RECORDS FOR THIS TASK:
● ● ●
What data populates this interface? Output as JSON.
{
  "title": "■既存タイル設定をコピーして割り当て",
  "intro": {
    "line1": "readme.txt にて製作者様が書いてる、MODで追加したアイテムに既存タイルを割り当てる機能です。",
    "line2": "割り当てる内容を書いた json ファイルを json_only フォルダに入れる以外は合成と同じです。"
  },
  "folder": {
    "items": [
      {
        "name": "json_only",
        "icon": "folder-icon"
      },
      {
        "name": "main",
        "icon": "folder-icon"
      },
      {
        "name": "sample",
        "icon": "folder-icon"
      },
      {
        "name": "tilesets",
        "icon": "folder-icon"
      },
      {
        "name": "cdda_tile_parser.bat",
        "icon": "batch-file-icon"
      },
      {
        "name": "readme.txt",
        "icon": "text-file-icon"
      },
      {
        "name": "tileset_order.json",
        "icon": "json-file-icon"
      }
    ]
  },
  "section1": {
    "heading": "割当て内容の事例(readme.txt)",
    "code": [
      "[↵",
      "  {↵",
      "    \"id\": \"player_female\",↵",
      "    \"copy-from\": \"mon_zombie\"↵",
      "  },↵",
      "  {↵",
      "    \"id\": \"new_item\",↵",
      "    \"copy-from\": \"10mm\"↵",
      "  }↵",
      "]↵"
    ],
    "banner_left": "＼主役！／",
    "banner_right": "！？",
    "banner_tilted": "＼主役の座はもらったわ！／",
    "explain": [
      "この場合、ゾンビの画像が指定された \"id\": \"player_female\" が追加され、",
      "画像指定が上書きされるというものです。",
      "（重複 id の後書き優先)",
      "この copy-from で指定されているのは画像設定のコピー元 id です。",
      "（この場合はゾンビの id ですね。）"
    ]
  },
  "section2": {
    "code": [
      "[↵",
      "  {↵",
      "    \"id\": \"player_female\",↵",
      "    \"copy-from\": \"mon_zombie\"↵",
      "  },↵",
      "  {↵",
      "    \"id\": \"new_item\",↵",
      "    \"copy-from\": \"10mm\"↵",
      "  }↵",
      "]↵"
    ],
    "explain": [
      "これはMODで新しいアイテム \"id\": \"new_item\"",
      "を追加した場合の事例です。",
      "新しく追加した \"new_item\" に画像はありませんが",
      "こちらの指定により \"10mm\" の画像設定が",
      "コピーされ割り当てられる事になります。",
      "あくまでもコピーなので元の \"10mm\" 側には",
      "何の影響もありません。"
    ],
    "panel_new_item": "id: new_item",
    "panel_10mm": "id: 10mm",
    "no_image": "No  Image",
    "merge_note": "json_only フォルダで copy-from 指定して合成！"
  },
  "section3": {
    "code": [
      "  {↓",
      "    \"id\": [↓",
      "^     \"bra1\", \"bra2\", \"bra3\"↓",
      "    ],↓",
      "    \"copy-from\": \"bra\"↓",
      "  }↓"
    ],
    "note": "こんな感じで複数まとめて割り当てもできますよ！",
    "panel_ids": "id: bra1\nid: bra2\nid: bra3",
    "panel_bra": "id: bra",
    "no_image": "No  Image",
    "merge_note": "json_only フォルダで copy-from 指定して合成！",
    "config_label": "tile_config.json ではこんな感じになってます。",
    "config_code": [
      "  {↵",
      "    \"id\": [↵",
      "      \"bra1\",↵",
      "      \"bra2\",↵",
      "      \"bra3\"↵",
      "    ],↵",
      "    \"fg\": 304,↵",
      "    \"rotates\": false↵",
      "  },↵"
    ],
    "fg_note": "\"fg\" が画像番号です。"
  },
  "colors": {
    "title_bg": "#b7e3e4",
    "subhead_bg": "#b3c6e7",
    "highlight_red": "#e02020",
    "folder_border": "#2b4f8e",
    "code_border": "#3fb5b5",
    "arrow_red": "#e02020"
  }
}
● ● ●
THE TASK: Exactly as written, please output every entry.

WORKED SOLUTION:
What data populates this interface? Output as JSON.
{
  "title": "■既存タイル設定をコピーして割り当て",
  "intro": {
    "line1": "readme.txt にて製作者様が書いてる、MODで追加したアイテムに既存タイルを割り当てる機能です。",
    "line2": "割り当てる内容を書いた json ファイルを json_only フォルダに入れる以外は合成と同じです。"
  },
  "folder": {
    "items": [
      {
        "name": "json_only",
        "icon": "folder-icon"
      },
      {
        "name": "main",
        "icon": "folder-icon"
      },
      {
        "name": "sample",
        "icon": "folder-icon"
      },
      {
        "name": "tilesets",
        "icon": "folder-icon"
      },
      {
        "name": "cdda_tile_parser.bat",
        "icon": "batch-file-icon"
      },
      {
        "name": "readme.txt",
        "icon": "text-file-icon"
      },
      {
        "name": "tileset_order.json",
        "icon": "json-file-icon"
      }
    ]
  },
  "section1": {
    "heading": "割当て内容の事例(readme.txt)",
    "code": [
      "[↵",
      "  {↵",
      "    \"id\": \"player_female\",↵",
      "    \"copy-from\": \"mon_zombie\"↵",
      "  },↵",
      "  {↵",
      "    \"id\": \"new_item\",↵",
      "    \"copy-from\": \"10mm\"↵",
      "  }↵",
      "]↵"
    ],
    "banner_left": "＼主役！／",
    "banner_right": "！？",
    "banner_tilted": "＼主役の座はもらったわ！／",
    "explain": [
      "この場合、ゾンビの画像が指定された \"id\": \"player_female\" が追加され、",
      "画像指定が上書きされるというものです。",
      "（重複 id の後書き優先)",
      "この copy-from で指定されているのは画像設定のコピー元 id です。",
      "（この場合はゾンビの id ですね。）"
    ]
  },
  "section2": {
    "code": [
      "[↵",
      "  {↵",
      "    \"id\": \"player_female\",↵",
      "    \"copy-from\": \"mon_zombie\"↵",
      "  },↵",
      "  {↵",
      "    \"id\": \"new_item\",↵",
      "    \"copy-from\": \"10mm\"↵",
      "  }↵",
      "]↵"
    ],
    "explain": [
      "これはMODで新しいアイテム \"id\": \"new_item\"",
      "を追加した場合の事例です。",
      "新しく追加した \"new_item\" に画像はありませんが",
      "こちらの指定により \"10mm\" の画像設定が",
      "コピーされ割り当てられる事になります。",
      "あくまでもコピーなので元の \"10mm\" 側には",
      "何の影響もありません。"
    ],
    "panel_new_item": "id: new_item",
    "panel_10mm": "id: 10mm",
    "no_image": "No  Image",
    "merge_note": "json_only フォルダで copy-from 指定して合成！"
  },
  "section3": {
    "code": [
      "  {↓",
      "    \"id\": [↓",
      "^     \"bra1\", \"bra2\", \"bra3\"↓",
      "    ],↓",
      "    \"copy-from\": \"bra\"↓",
      "  }↓"
    ],
    "note": "こんな感じで複数まとめて割り当てもできますよ！",
    "panel_ids": "id: bra1\nid: bra2\nid: bra3",
    "panel_bra": "id: bra",
    "no_image": "No  Image",
    "merge_note": "json_only フォルダで copy-from 指定して合成！",
    "config_label": "tile_config.json ではこんな感じになってます。",
    "config_code": [
      "  {↵",
      "    \"id\": [↵",
      "      \"bra1\",↵",
      "      \"bra2\",↵",
      "      \"bra3\"↵",
      "    ],↵",
      "    \"fg\": 304,↵",
      "    \"rotates\": false↵",
      "  },↵"
    ],
    "fg_note": "\"fg\" が画像番号です。"
  },
  "colors": {
    "title_bg": "#b7e3e4",
    "subhead_bg": "#b3c6e7",
    "highlight_red": "#e02020",
    "folder_border": "#2b4f8e",
    "code_border": "#3fb5b5",
    "arrow_red": "#e02020"
  }
}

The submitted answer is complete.